====== DATA TO USE

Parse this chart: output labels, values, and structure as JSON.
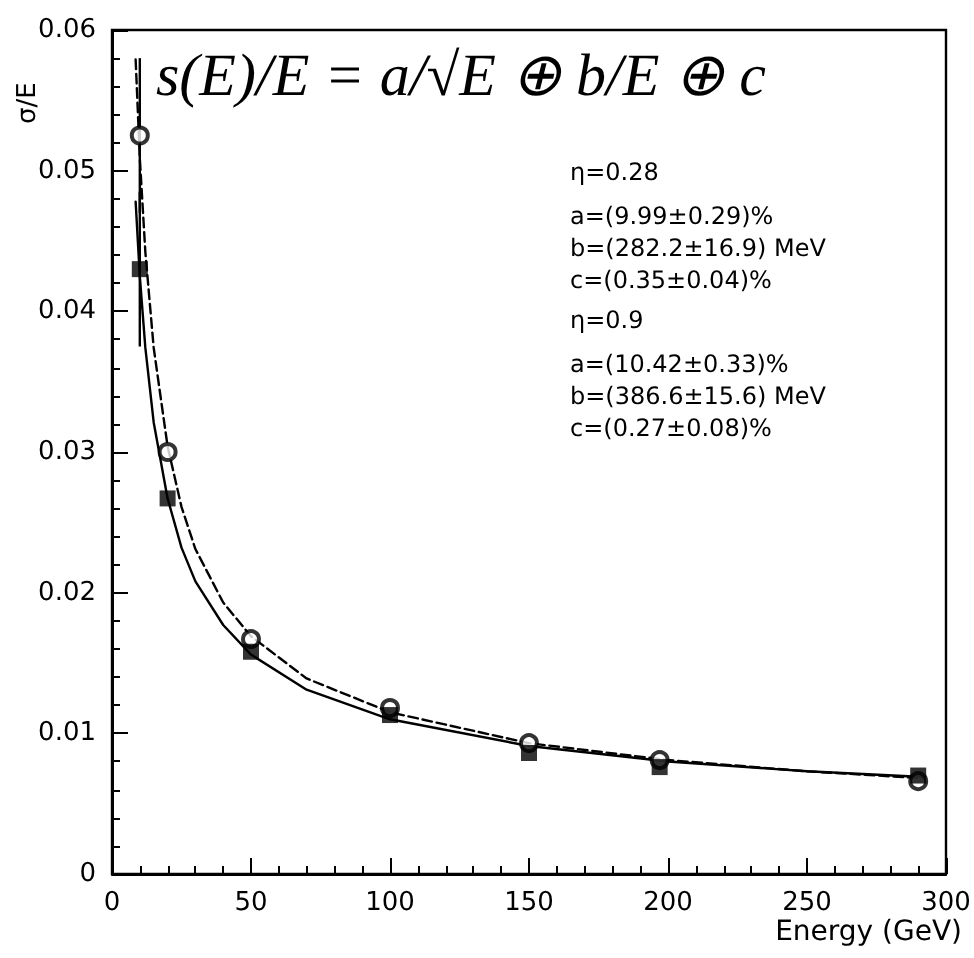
{
  "chart_data": {
    "type": "scatter",
    "title": "s(E)/E = a/√E ⊕ b/E ⊕ c",
    "xlabel": "Energy (GeV)",
    "ylabel": "σ/E",
    "annotations": [
      "η=0.28",
      "a=(9.99±0.29)%",
      "b=(282.2±16.9) MeV",
      "c=(0.35±0.04)%",
      "η=0.9",
      "a=(10.42±0.33)%",
      "b=(386.6±15.6) MeV",
      "c=(0.27±0.08)%"
    ],
    "x": [
      10,
      20,
      50,
      100,
      150,
      197,
      290
    ],
    "series": [
      {
        "color": "#000000",
        "marker": "circle",
        "values": [
          0.0525,
          0.03,
          0.0167,
          0.0118,
          0.0093,
          0.0081,
          0.0066
        ],
        "errors": [
          0.0055,
          null,
          null,
          null,
          null,
          null,
          null
        ]
      },
      {
        "color": "#000000",
        "marker": "square",
        "values": [
          0.043,
          0.0267,
          0.0158,
          0.0113,
          0.0086,
          0.0076,
          0.007
        ],
        "errors": [
          0.0055,
          null,
          null,
          null,
          null,
          null,
          null
        ]
      },
      {
        "type": "line",
        "color": "#000000",
        "line_style": "dashed",
        "x": [
          8.5,
          10,
          12,
          15,
          20,
          25,
          30,
          40,
          50,
          70,
          100,
          150,
          200,
          250,
          292
        ],
        "values": [
          0.0579,
          0.0509,
          0.0442,
          0.0374,
          0.0304,
          0.0261,
          0.0231,
          0.0193,
          0.0169,
          0.0139,
          0.0115,
          0.0093,
          0.0081,
          0.0073,
          0.0068
        ]
      },
      {
        "type": "line",
        "color": "#000000",
        "line_style": "solid",
        "x": [
          8.5,
          10,
          12,
          15,
          20,
          25,
          30,
          40,
          50,
          70,
          100,
          150,
          200,
          250,
          292
        ],
        "values": [
          0.0478,
          0.0425,
          0.0374,
          0.0321,
          0.0267,
          0.0232,
          0.0208,
          0.0177,
          0.0156,
          0.0131,
          0.011,
          0.0091,
          0.008,
          0.0073,
          0.0069
        ]
      }
    ],
    "xlim": [
      0,
      300
    ],
    "xticks": [
      0,
      50,
      100,
      150,
      200,
      250,
      300
    ],
    "ylim": [
      0,
      0.06
    ],
    "yticks": [
      0,
      0.01,
      0.02,
      0.03,
      0.04,
      0.05,
      0.06
    ],
    "grid": false
  }
}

============

### WORK TO COMPLETE
Except for the pictures, reproduce every line exactly.

### ANSWER TO THIS EXERCISE
Parse this chart: output labels, values, and structure as JSON.
{
  "chart_data": {
    "type": "scatter",
    "title": "s(E)/E = a/√E ⊕ b/E ⊕ c",
    "xlabel": "Energy (GeV)",
    "ylabel": "σ/E",
    "annotations": [
      "η=0.28",
      "a=(9.99±0.29)%",
      "b=(282.2±16.9) MeV",
      "c=(0.35±0.04)%",
      "η=0.9",
      "a=(10.42±0.33)%",
      "b=(386.6±15.6) MeV",
      "c=(0.27±0.08)%"
    ],
    "x": [
      10,
      20,
      50,
      100,
      150,
      197,
      290
    ],
    "series": [
      {
        "color": "#000000",
        "marker": "circle",
        "values": [
          0.0525,
          0.03,
          0.0167,
          0.0118,
          0.0093,
          0.0081,
          0.0066
        ],
        "errors": [
          0.0055,
          null,
          null,
          null,
          null,
          null,
          null
        ]
      },
      {
        "color": "#000000",
        "marker": "square",
        "values": [
          0.043,
          0.0267,
          0.0158,
          0.0113,
          0.0086,
          0.0076,
          0.007
        ],
        "errors": [
          0.0055,
          null,
          null,
          null,
          null,
          null,
          null
        ]
      },
      {
        "type": "line",
        "color": "#000000",
        "line_style": "dashed",
        "x": [
          8.5,
          10,
          12,
          15,
          20,
          25,
          30,
          40,
          50,
          70,
          100,
          150,
          200,
          250,
          292
        ],
        "values": [
          0.0579,
          0.0509,
          0.0442,
          0.0374,
          0.0304,
          0.0261,
          0.0231,
          0.0193,
          0.0169,
          0.0139,
          0.0115,
          0.0093,
          0.0081,
          0.0073,
          0.0068
        ]
      },
      {
        "type": "line",
        "color": "#000000",
        "line_style": "solid",
        "x": [
          8.5,
          10,
          12,
          15,
          20,
          25,
          30,
          40,
          50,
          70,
          100,
          150,
          200,
          250,
          292
        ],
        "values": [
          0.0478,
          0.0425,
          0.0374,
          0.0321,
          0.0267,
          0.0232,
          0.0208,
          0.0177,
          0.0156,
          0.0131,
          0.011,
          0.0091,
          0.008,
          0.0073,
          0.0069
        ]
      }
    ],
    "xlim": [
      0,
      300
    ],
    "xticks": [
      0,
      50,
      100,
      150,
      200,
      250,
      300
    ],
    "ylim": [
      0,
      0.06
    ],
    "yticks": [
      0,
      0.01,
      0.02,
      0.03,
      0.04,
      0.05,
      0.06
    ],
    "grid": false
  }
}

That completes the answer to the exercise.